§ **Set task**
Output the lines that follow exactly as they are.

§ **Data shown**
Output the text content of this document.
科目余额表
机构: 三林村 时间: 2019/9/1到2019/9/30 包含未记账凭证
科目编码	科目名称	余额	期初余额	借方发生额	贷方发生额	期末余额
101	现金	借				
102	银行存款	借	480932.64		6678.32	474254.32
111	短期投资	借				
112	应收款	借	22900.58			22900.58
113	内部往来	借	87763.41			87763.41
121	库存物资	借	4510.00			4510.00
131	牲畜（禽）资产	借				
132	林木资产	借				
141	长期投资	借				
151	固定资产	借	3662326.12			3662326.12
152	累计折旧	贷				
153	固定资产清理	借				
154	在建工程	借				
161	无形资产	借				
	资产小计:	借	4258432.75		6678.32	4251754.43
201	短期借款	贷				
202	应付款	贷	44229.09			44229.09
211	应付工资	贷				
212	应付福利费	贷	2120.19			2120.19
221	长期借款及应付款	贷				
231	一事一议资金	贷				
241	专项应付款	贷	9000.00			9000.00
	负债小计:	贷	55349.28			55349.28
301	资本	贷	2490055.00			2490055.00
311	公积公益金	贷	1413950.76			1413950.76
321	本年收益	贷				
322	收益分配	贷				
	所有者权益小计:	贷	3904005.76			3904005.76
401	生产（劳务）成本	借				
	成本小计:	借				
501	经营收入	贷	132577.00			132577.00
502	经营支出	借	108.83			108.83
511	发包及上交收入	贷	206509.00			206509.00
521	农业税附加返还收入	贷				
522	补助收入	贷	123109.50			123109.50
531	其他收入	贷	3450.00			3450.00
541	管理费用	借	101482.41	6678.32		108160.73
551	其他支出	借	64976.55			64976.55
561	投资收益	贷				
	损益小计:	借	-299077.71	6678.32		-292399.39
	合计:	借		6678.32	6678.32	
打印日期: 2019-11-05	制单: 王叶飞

§ **Exercise response**
Output the text content of this document.
科目余额表
机构: 三林村 时间: 2019/9/1到2019/9/30 包含未记账凭证
科目编码	科目名称	余额	期初余额	借方发生额	贷方发生额	期末余额
101	现金	借				
102	银行存款	借	480932.64		6678.32	474254.32
111	短期投资	借				
112	应收款	借	22900.58			22900.58
113	内部往来	借	87763.41			87763.41
121	库存物资	借	4510.00			4510.00
131	牲畜（禽）资产	借				
132	林木资产	借				
141	长期投资	借				
151	固定资产	借	3662326.12			3662326.12
152	累计折旧	贷				
153	固定资产清理	借				
154	在建工程	借				
161	无形资产	借				
	资产小计:	借	4258432.75		6678.32	4251754.43
201	短期借款	贷				
202	应付款	贷	44229.09			44229.09
211	应付工资	贷				
212	应付福利费	贷	2120.19			2120.19
221	长期借款及应付款	贷				
231	一事一议资金	贷				
241	专项应付款	贷	9000.00			9000.00
	负债小计:	贷	55349.28			55349.28
301	资本	贷	2490055.00			2490055.00
311	公积公益金	贷	1413950.76			1413950.76
321	本年收益	贷				
322	收益分配	贷				
	所有者权益小计:	贷	3904005.76			3904005.76
401	生产（劳务）成本	借				
	成本小计:	借				
501	经营收入	贷	132577.00			132577.00
502	经营支出	借	108.83			108.83
511	发包及上交收入	贷	206509.00			206509.00
521	农业税附加返还收入	贷				
522	补助收入	贷	123109.50			123109.50
531	其他收入	贷	3450.00			3450.00
541	管理费用	借	101482.41	6678.32		108160.73
551	其他支出	借	64976.55			64976.55
561	投资收益	贷				
	损益小计:	借	-299077.71	6678.32		-292399.39
	合计:	借		6678.32	6678.32	
打印日期: 2019-11-05	制单: 王叶飞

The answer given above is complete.